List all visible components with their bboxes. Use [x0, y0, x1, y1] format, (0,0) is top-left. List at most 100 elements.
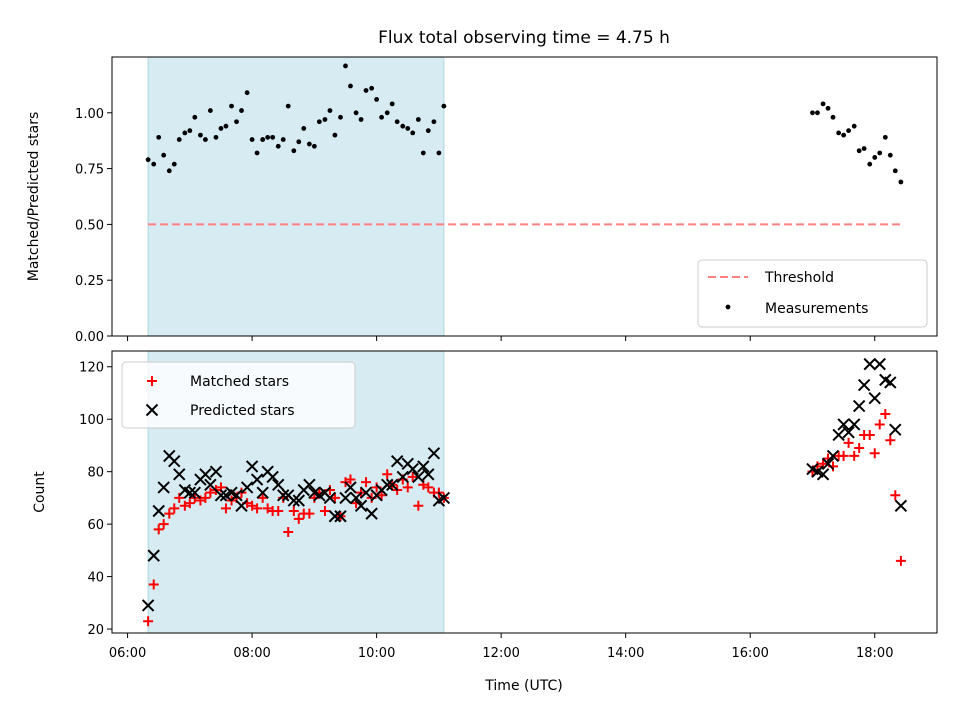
- bottom-panel: 20 40 60 80 100 120 06:00 08:00 10:00 12:00 14:00 1…: [32, 350, 938, 661]
- legend-predicted-swatch: [145, 403, 159, 417]
- matched-star-point: [319, 506, 330, 517]
- predicted-star-point: [303, 478, 316, 491]
- measurement-point: [254, 150, 260, 156]
- y-tick-label: 1.00: [75, 107, 104, 122]
- predicted-star-point: [857, 378, 871, 392]
- matched-star-point: [880, 408, 891, 419]
- measurement-point: [192, 114, 198, 120]
- predicted-star-point: [152, 504, 165, 518]
- measurement-point: [187, 128, 193, 134]
- matched-star-point: [220, 503, 231, 514]
- measurement-point: [856, 148, 862, 154]
- top-panel: 0.00 0.25 0.50 0.75 1.00 Matched/Predicted st…: [26, 56, 938, 345]
- matched-star-point: [854, 443, 865, 454]
- measurement-point: [400, 123, 406, 129]
- measurement-point: [244, 90, 250, 96]
- predicted-star-point: [157, 481, 170, 494]
- measurement-point: [374, 97, 380, 102]
- y-tick-label: 80: [87, 466, 104, 481]
- plot-area: [145, 63, 904, 226]
- predicted-star-point: [235, 499, 248, 512]
- predicted-star-point: [339, 491, 352, 505]
- measurement-point: [394, 119, 400, 125]
- x-tick-label: 08:00: [233, 646, 270, 661]
- legend-measurements-swatch: [725, 304, 731, 310]
- matched-star-point: [869, 448, 880, 459]
- measurement-point: [358, 117, 364, 122]
- measurement-point: [234, 119, 239, 125]
- predicted-star-point: [328, 510, 342, 523]
- measurement-point: [260, 137, 266, 142]
- measurement-point: [379, 114, 385, 120]
- measurement-point: [218, 126, 224, 131]
- legend-box: [697, 259, 928, 328]
- predicted-star-point: [365, 507, 378, 520]
- predicted-star-point: [406, 462, 419, 476]
- y-tick-label: 100: [79, 413, 104, 428]
- y-tick-label: 0.25: [75, 274, 104, 289]
- measurement-point: [338, 114, 343, 120]
- y-tick-label: 0.75: [75, 163, 104, 178]
- measurement-point: [882, 134, 888, 140]
- measurement-point: [353, 110, 359, 116]
- measurement-point: [343, 63, 348, 69]
- measurement-point: [332, 132, 338, 138]
- matched-star-point: [423, 482, 434, 493]
- matched-star-point: [252, 503, 263, 514]
- predicted-star-point: [390, 454, 404, 468]
- measurement-point: [877, 150, 883, 156]
- predicted-star-point: [266, 470, 279, 484]
- predicted-star-point: [272, 478, 285, 491]
- predicted-star-point: [354, 499, 368, 512]
- measurement-point: [348, 83, 353, 89]
- plot-area: [141, 357, 908, 627]
- measurement-point: [384, 110, 390, 116]
- measurement-point: [327, 108, 333, 113]
- predicted-star-point: [832, 428, 845, 442]
- matched-star-point: [158, 519, 169, 530]
- y-tick-label: 0.00: [75, 330, 104, 345]
- x-tick-label: 18:00: [856, 646, 893, 661]
- measurement-point: [420, 150, 426, 156]
- measurement-point: [820, 101, 826, 107]
- measurement-point: [213, 134, 219, 140]
- predicted-star-point: [209, 465, 223, 478]
- measurement-point: [810, 110, 815, 116]
- measurement-point: [145, 157, 151, 163]
- measurement-point: [415, 117, 421, 122]
- predicted-star-point: [250, 473, 264, 486]
- matched-star-point: [283, 527, 294, 538]
- matched-star-point: [257, 492, 268, 503]
- matched-star-point: [329, 492, 340, 503]
- x-tick-label: 14:00: [607, 646, 644, 661]
- measurement-point: [405, 126, 411, 131]
- measurement-point: [363, 88, 369, 93]
- predicted-star-point: [894, 499, 908, 512]
- matched-star-point: [200, 492, 211, 503]
- matched-star-point: [890, 490, 901, 501]
- measurement-point: [171, 161, 177, 167]
- measurement-point: [291, 148, 297, 154]
- matched-star-point: [895, 555, 906, 566]
- predicted-star-point: [385, 478, 399, 491]
- matched-star-point: [376, 490, 387, 501]
- shaded-region: [147, 56, 445, 337]
- predicted-star-point: [889, 423, 902, 436]
- measurement-point: [887, 152, 893, 158]
- predicted-stars-series: [141, 357, 908, 612]
- measurement-point: [898, 179, 904, 185]
- measurement-point: [176, 137, 182, 142]
- predicted-star-point: [826, 449, 840, 463]
- measurements-series: [145, 63, 904, 185]
- matched-star-point: [153, 524, 164, 535]
- predicted-star-point: [349, 491, 363, 505]
- measurement-point: [223, 123, 229, 129]
- measurement-point: [436, 150, 442, 156]
- predicted-star-point: [422, 468, 435, 481]
- predicted-star-point: [837, 418, 850, 431]
- matched-star-point: [288, 506, 299, 517]
- y-tick-label: 0.50: [75, 218, 104, 233]
- predicted-star-point: [884, 376, 897, 389]
- predicted-star-point: [323, 491, 337, 505]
---
Rewrite the listing above as a numbered list with one line per item. Skip any blank lines and leave out the pictures.

Task response
1. List all visible components with their bboxes. Use [x0, y0, x1, y1] format, (0,0) is top-left. List at most 100 elements.
2. - bottom-panel: 20 40 60 80 100 120 06:00 08:00 10:00 12:00 14:00 1…: [32, 350, 938, 661]
3. - legend-predicted-swatch: [145, 403, 159, 417]
4. - matched-star-point: [319, 506, 330, 517]
5. - predicted-star-point: [303, 478, 316, 491]
6. - measurement-point: [254, 150, 260, 156]
7. - y-tick-label: 1.00: [75, 107, 104, 122]
8. - predicted-star-point: [857, 378, 871, 392]
9. - matched-star-point: [880, 408, 891, 419]
10. - measurement-point: [192, 114, 198, 120]
11. - predicted-star-point: [152, 504, 165, 518]
12. - measurement-point: [187, 128, 193, 134]
13. - matched-star-point: [220, 503, 231, 514]
14. - measurement-point: [856, 148, 862, 154]
15. - top-panel: 0.00 0.25 0.50 0.75 1.00 Matched/Predicted st…: [26, 56, 938, 345]
16. - matched-star-point: [854, 443, 865, 454]
17. - measurement-point: [400, 123, 406, 129]
18. - measurement-point: [244, 90, 250, 96]
19. - predicted-star-point: [157, 481, 170, 494]
20. - measurement-point: [374, 97, 380, 102]
21. - y-tick-label: 80: [87, 466, 104, 481]
22. - plot-area: [145, 63, 904, 226]
23. - predicted-star-point: [235, 499, 248, 512]
24. - predicted-star-point: [339, 491, 352, 505]
25. - measurement-point: [394, 119, 400, 125]
26. - x-tick-label: 08:00: [233, 646, 270, 661]
27. - legend-measurements-swatch: [725, 304, 731, 310]
28. - matched-star-point: [869, 448, 880, 459]
29. - measurement-point: [358, 117, 364, 122]
30. - measurement-point: [234, 119, 239, 125]
31. - predicted-star-point: [328, 510, 342, 523]
32. - measurement-point: [260, 137, 266, 142]
33. - measurement-point: [379, 114, 385, 120]
34. - measurement-point: [218, 126, 224, 131]
35. - legend-box: [697, 259, 928, 328]
36. - predicted-star-point: [365, 507, 378, 520]
37. - predicted-star-point: [406, 462, 419, 476]
38. - y-tick-label: 100: [79, 413, 104, 428]
39. - y-tick-label: 0.25: [75, 274, 104, 289]
40. - measurement-point: [338, 114, 343, 120]
41. - y-tick-label: 0.75: [75, 163, 104, 178]
42. - measurement-point: [882, 134, 888, 140]
43. - measurement-point: [353, 110, 359, 116]
44. - measurement-point: [343, 63, 348, 69]
45. - measurement-point: [332, 132, 338, 138]
46. - matched-star-point: [423, 482, 434, 493]
47. - matched-star-point: [252, 503, 263, 514]
48. - predicted-star-point: [390, 454, 404, 468]
49. - measurement-point: [877, 150, 883, 156]
50. - predicted-star-point: [266, 470, 279, 484]
51. - predicted-star-point: [272, 478, 285, 491]
52. - predicted-star-point: [354, 499, 368, 512]
53. - measurement-point: [348, 83, 353, 89]
54. - plot-area: [141, 357, 908, 627]
55. - measurement-point: [384, 110, 390, 116]
56. - measurement-point: [327, 108, 333, 113]
57. - predicted-star-point: [832, 428, 845, 442]
58. - matched-star-point: [158, 519, 169, 530]
59. - y-tick-label: 0.00: [75, 330, 104, 345]
60. - x-tick-label: 18:00: [856, 646, 893, 661]
61. - measurement-point: [420, 150, 426, 156]
62. - measurement-point: [820, 101, 826, 107]
63. - measurement-point: [213, 134, 219, 140]
64. - predicted-star-point: [209, 465, 223, 478]
65. - measurement-point: [810, 110, 815, 116]
66. - measurement-point: [145, 157, 151, 163]
67. - measurement-point: [415, 117, 421, 122]
68. - predicted-star-point: [250, 473, 264, 486]
69. - matched-star-point: [283, 527, 294, 538]
70. - matched-star-point: [257, 492, 268, 503]
71. - matched-star-point: [329, 492, 340, 503]
72. - x-tick-label: 14:00: [607, 646, 644, 661]
73. - measurement-point: [405, 126, 411, 131]
74. - measurement-point: [363, 88, 369, 93]
75. - predicted-star-point: [894, 499, 908, 512]
76. - matched-star-point: [200, 492, 211, 503]
77. - matched-star-point: [890, 490, 901, 501]
78. - measurement-point: [171, 161, 177, 167]
79. - measurement-point: [291, 148, 297, 154]
80. - matched-star-point: [895, 555, 906, 566]
81. - predicted-star-point: [385, 478, 399, 491]
82. - matched-star-point: [376, 490, 387, 501]
83. - shaded-region: [147, 56, 445, 337]
84. - predicted-star-point: [889, 423, 902, 436]
85. - measurement-point: [887, 152, 893, 158]
86. - predicted-stars-series: [141, 357, 908, 612]
87. - measurement-point: [898, 179, 904, 185]
88. - measurement-point: [176, 137, 182, 142]
89. - predicted-star-point: [826, 449, 840, 463]
90. - measurements-series: [145, 63, 904, 185]
91. - matched-star-point: [153, 524, 164, 535]
92. - predicted-star-point: [349, 491, 363, 505]
93. - measurement-point: [223, 123, 229, 129]
94. - measurement-point: [436, 150, 442, 156]
95. - predicted-star-point: [422, 468, 435, 481]
96. - predicted-star-point: [837, 418, 850, 431]
97. - matched-star-point: [288, 506, 299, 517]
98. - y-tick-label: 0.50: [75, 218, 104, 233]
99. - predicted-star-point: [884, 376, 897, 389]
100. - predicted-star-point: [323, 491, 337, 505]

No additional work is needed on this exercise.